What the exercise asks: Collect the lines of the entries where "JSON" shows up.
──────────────────────────────
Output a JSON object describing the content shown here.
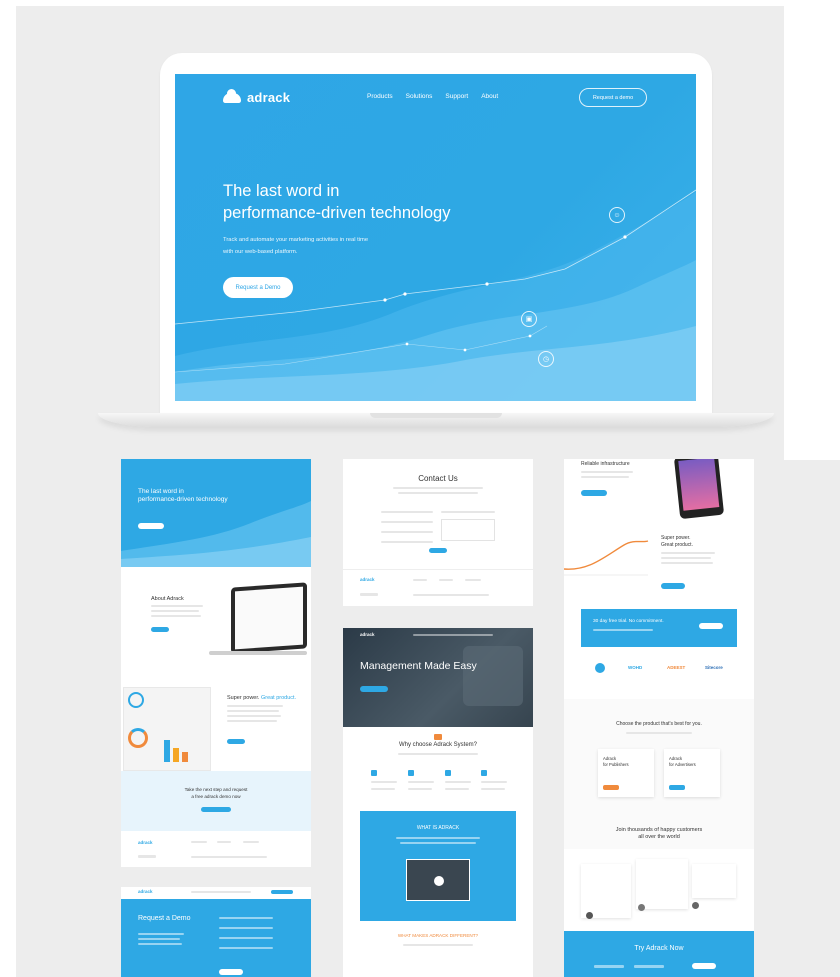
{
  "main_mockup": {
    "logo": "adrack",
    "nav": [
      "Products",
      "Solutions",
      "Support",
      "About"
    ],
    "cta": "Request a demo",
    "hero_title_l1": "The last word in",
    "hero_title_l2": "performance-driven technology",
    "hero_sub_l1": "Track and automate your marketing activities in real time",
    "hero_sub_l2": "with our web-based platform.",
    "hero_button": "Request a Demo"
  },
  "thumb_home": {
    "hero_l1": "The last word in",
    "hero_l2": "performance-driven technology",
    "about_title": "About Adrack",
    "super_title": "Super power.",
    "super_accent": "Great product.",
    "cta_l1": "Take the next step and request",
    "cta_l2": "a free adrack demo now",
    "logo": "adrack"
  },
  "thumb_request": {
    "logo": "adrack",
    "title": "Request a Demo"
  },
  "thumb_contact": {
    "logo": "adrack",
    "title": "Contact Us"
  },
  "thumb_system": {
    "logo": "adrack",
    "hero": "Management Made Easy",
    "why": "Why choose Adrack System?",
    "what": "WHAT IS ADRACK",
    "different": "WHAT MAKES ADRACK DIFFERENT?"
  },
  "thumb_products": {
    "reliable": "Reliable infrastructure",
    "super_l1": "Super power.",
    "super_l2": "Great product.",
    "trial": "30 day free trial. No commitment.",
    "brands": [
      "WOHD",
      "ADEEST",
      "Sitecore"
    ],
    "choose": "Choose the product that's best for you.",
    "pub_l1": "Adrack",
    "pub_l2": "for Publishers",
    "adv_l1": "Adrack",
    "adv_l2": "for Advertisers",
    "join_l1": "Join thousands of happy customers",
    "join_l2": "all over the world",
    "try": "Try Adrack Now"
  },
  "colors": {
    "brand": "#2ea8e4",
    "accent": "#f08a3c",
    "canvas": "#ededed"
  }
}
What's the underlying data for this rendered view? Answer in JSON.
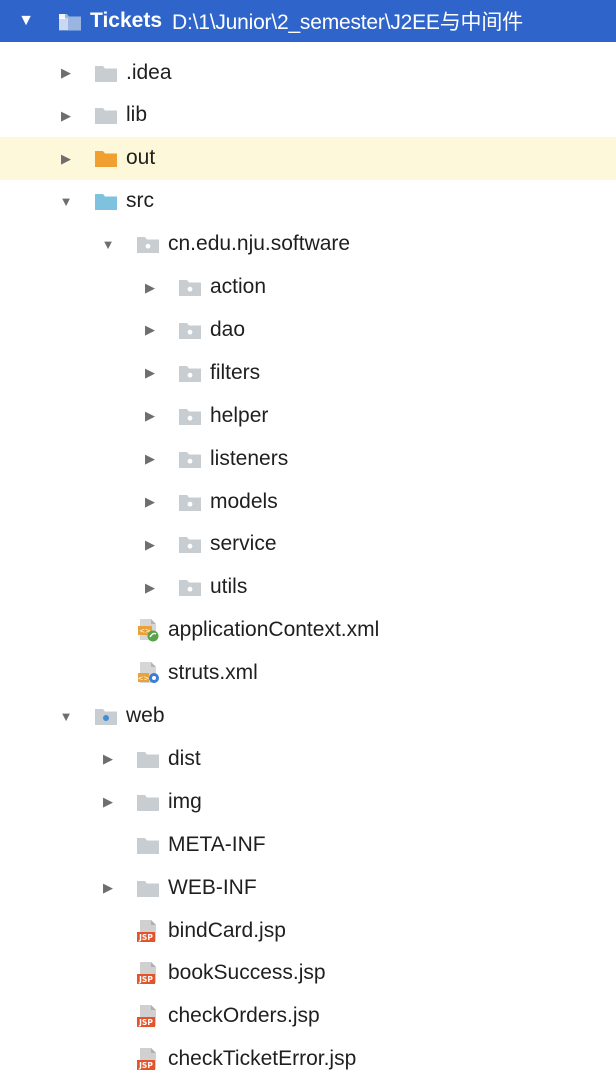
──────────────────────────────
Exercise solution:
Output a JSON object describing the content shown here.
What's the underlying data for this rendered view? Answer in JSON.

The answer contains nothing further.